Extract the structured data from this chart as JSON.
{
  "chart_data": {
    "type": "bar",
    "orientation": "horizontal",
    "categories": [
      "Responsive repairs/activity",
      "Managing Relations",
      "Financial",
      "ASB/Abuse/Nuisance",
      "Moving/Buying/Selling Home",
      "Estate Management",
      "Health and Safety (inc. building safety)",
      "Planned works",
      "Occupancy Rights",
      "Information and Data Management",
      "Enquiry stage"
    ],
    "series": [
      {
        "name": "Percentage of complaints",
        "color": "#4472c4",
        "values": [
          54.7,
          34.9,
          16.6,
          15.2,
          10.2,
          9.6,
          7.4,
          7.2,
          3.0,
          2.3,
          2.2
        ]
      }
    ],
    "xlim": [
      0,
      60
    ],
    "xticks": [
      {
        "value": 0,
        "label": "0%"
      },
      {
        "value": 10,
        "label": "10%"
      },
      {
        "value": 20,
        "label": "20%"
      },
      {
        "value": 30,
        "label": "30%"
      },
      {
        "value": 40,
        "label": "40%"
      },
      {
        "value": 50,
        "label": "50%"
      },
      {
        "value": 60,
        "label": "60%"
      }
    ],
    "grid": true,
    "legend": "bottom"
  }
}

-- -- --

The task ::
Looking at the entries above, state how many lines contain "label"; give the number alone.

Full answer ::
7